**AIM:**
Render the following material again verbatim, leaving nothing out.

**GIVEN RECORDS:**
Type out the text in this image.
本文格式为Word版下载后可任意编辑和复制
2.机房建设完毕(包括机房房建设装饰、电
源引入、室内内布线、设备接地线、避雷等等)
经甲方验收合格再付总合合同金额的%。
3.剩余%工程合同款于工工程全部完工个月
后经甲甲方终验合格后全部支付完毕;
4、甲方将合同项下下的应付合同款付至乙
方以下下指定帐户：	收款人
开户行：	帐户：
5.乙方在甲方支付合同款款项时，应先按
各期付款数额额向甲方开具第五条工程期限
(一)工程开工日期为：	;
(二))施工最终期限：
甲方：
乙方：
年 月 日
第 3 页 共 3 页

**TASK RESULT:**
Type out the text in this image.
本文格式为Word版下载后可任意编辑和复制
2.机房建设完毕(包括机房房建设装饰、电
源引入、室内内布线、设备接地线、避雷等等)
经甲方验收合格再付总合合同金额的%。
3.剩余%工程合同款于工工程全部完工个月
后经甲甲方终验合格后全部支付完毕;
4、甲方将合同项下下的应付合同款付至乙
方以下下指定帐户：	收款人
开户行：	帐户：
5.乙方在甲方支付合同款款项时，应先按
各期付款数额额向甲方开具第五条工程期限
(一)工程开工日期为：	;
(二))施工最终期限：
甲方：
乙方：
年 月 日
第 3 页 共 3 页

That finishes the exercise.